--- Problem to work on ---
Return each line holding the string "项目总监".

※

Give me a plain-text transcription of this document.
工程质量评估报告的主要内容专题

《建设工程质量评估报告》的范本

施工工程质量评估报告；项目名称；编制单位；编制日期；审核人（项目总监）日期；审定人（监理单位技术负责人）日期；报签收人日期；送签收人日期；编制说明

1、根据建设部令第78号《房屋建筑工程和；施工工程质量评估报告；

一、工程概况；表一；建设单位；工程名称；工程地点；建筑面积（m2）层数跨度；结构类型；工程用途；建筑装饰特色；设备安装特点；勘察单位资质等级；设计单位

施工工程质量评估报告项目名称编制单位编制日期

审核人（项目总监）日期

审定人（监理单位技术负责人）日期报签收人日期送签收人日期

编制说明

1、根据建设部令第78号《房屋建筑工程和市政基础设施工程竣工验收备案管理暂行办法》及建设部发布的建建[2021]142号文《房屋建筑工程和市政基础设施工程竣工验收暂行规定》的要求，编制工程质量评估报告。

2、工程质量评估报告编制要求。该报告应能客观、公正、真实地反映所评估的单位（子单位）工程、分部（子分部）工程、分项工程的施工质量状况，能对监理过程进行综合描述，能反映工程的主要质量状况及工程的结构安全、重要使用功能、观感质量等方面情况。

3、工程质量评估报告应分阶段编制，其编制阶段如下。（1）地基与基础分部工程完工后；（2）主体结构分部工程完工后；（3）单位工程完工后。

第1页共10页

※

--- Result for this task ---
施工工程质量评估报告；项目名称；编制单位；编制日期；审核人（项目总监）日期；审定人（监理单位技术负责人）日期；报签收人日期；送签收人日期；编制说明
审核人（项目总监）日期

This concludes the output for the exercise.